- [Data lines]
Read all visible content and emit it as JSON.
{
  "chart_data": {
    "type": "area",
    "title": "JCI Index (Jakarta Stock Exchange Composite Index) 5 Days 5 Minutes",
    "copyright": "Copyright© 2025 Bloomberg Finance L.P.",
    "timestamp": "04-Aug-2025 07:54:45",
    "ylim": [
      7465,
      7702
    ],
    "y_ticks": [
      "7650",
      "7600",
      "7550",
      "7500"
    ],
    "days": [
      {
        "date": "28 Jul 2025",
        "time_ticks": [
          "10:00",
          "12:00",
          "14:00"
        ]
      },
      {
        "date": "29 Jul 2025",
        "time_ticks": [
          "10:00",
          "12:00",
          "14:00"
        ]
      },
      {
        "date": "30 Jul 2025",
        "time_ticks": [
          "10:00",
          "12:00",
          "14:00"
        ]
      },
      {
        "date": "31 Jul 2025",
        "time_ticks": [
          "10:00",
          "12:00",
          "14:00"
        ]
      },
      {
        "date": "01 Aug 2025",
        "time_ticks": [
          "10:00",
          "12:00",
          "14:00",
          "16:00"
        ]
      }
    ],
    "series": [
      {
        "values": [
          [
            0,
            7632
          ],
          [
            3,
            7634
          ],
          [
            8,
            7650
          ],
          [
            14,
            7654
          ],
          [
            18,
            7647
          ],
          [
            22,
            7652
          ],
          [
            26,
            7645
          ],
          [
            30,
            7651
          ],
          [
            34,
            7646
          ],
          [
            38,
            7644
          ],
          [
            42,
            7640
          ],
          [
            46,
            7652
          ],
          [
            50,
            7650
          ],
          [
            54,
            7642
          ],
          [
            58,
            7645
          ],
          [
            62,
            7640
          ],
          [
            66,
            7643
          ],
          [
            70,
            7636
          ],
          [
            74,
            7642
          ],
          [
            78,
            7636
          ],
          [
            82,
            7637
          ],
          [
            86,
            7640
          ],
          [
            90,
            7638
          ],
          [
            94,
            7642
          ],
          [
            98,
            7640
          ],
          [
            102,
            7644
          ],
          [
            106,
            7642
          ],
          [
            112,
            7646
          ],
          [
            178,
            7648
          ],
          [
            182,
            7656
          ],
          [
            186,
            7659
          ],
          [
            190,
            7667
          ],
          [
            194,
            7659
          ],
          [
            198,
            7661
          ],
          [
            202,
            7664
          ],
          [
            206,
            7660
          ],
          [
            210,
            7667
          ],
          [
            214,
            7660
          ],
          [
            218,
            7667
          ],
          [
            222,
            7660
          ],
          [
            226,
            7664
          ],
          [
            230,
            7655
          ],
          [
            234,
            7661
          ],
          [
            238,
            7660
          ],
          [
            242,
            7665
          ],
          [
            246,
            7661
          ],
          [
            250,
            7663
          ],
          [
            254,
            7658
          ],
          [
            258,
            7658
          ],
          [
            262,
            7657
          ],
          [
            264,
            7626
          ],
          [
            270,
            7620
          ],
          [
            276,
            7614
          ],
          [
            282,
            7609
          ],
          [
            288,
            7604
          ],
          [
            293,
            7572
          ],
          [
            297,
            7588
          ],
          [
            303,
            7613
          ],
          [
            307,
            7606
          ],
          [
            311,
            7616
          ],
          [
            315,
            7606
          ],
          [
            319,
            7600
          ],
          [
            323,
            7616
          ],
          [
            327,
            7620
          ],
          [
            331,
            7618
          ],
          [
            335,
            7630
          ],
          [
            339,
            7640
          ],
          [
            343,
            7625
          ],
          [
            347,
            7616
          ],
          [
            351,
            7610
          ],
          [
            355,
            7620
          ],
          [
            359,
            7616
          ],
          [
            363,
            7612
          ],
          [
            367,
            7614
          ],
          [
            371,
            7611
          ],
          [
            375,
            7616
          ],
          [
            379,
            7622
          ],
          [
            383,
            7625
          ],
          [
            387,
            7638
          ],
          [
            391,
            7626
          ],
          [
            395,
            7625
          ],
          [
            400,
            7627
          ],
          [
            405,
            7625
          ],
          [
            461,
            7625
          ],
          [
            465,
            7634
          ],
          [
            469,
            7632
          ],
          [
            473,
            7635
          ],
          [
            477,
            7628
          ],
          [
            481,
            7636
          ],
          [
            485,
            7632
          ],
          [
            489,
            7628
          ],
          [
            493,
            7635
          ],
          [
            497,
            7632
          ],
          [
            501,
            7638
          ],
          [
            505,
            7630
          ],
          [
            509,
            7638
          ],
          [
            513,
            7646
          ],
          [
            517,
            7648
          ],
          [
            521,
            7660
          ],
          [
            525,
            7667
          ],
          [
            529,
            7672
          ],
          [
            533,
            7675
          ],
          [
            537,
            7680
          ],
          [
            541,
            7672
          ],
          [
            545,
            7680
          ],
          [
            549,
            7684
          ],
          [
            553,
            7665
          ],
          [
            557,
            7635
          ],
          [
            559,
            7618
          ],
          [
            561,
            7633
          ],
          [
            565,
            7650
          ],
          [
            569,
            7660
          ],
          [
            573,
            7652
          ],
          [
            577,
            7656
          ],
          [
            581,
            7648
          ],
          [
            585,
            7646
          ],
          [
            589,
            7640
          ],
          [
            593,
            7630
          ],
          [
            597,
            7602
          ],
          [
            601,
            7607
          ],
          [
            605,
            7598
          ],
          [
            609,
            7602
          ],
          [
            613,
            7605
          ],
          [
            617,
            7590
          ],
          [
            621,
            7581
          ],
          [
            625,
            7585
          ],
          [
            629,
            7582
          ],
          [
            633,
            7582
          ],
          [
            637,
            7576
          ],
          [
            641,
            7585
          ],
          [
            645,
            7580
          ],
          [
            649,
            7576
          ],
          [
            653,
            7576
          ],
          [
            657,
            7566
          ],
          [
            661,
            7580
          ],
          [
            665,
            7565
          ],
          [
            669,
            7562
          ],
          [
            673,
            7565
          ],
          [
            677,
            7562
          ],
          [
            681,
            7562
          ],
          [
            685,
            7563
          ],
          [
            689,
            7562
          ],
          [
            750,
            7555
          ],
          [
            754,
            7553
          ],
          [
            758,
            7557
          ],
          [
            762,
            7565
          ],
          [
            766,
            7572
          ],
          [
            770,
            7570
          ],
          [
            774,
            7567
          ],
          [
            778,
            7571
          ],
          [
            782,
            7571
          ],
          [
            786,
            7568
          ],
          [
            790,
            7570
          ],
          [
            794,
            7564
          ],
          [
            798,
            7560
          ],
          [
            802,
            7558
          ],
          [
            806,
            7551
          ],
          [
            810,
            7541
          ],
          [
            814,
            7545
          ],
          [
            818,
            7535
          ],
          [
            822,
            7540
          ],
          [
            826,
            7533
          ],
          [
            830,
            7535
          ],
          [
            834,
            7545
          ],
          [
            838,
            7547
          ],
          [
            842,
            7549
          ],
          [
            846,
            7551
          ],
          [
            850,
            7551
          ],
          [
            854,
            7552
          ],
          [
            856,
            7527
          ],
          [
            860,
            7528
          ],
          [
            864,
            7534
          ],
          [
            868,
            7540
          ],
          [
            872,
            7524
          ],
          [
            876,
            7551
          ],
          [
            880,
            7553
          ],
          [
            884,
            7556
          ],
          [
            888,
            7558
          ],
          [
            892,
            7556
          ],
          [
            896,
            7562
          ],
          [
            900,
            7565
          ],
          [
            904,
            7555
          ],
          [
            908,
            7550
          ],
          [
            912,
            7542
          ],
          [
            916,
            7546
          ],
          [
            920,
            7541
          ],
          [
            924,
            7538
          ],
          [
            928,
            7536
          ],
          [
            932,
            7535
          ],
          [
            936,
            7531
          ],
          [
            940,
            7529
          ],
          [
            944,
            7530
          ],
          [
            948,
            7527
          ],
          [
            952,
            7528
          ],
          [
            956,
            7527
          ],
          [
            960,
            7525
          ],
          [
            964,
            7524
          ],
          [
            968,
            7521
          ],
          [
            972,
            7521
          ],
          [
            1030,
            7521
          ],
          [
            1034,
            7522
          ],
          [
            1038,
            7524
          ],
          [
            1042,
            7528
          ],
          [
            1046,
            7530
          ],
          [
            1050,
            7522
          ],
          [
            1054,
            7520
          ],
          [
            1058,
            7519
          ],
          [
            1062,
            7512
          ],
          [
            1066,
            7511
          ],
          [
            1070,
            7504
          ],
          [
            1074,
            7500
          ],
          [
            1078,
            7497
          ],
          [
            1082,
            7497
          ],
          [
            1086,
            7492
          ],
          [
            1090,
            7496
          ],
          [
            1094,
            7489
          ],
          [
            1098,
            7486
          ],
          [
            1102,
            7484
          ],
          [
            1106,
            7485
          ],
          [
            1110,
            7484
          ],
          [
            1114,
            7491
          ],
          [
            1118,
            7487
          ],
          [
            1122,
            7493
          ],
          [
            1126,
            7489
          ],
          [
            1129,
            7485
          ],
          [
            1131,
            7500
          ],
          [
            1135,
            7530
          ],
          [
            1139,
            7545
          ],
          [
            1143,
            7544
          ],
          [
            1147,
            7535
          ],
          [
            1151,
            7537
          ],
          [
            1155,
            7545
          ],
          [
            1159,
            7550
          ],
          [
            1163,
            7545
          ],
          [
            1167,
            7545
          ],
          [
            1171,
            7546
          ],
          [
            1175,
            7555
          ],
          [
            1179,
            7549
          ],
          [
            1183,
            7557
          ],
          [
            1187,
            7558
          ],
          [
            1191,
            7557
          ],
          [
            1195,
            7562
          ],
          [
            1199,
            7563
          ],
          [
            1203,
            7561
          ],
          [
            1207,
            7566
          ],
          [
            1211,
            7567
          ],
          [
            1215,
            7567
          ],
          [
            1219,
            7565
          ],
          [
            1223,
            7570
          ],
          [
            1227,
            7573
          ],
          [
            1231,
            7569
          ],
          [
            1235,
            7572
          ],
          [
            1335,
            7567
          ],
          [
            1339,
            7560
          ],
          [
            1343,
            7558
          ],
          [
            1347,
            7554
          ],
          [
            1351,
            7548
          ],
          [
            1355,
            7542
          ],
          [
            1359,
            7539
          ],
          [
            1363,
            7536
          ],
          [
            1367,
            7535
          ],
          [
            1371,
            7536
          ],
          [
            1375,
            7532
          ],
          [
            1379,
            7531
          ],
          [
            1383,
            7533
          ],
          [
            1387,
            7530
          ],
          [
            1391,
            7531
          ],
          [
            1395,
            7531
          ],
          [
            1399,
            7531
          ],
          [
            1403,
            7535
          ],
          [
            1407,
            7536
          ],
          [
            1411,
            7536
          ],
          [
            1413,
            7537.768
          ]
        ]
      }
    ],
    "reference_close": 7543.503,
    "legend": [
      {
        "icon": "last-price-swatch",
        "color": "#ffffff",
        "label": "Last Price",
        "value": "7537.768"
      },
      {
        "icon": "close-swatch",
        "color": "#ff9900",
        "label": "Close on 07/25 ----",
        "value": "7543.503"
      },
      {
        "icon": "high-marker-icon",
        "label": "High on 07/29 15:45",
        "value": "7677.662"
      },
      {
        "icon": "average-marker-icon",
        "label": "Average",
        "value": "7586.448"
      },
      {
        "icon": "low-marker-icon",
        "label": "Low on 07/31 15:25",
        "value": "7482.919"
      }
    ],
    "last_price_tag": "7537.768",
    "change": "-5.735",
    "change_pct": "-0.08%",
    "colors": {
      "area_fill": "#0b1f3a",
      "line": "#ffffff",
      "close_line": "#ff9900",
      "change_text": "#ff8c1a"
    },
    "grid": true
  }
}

- [What you are asked to do] Take every line from the data above that holds "marker" and copy it out.

- [The result]
        "icon": "high-marker-icon",
        "icon": "average-marker-icon",
        "icon": "low-marker-icon",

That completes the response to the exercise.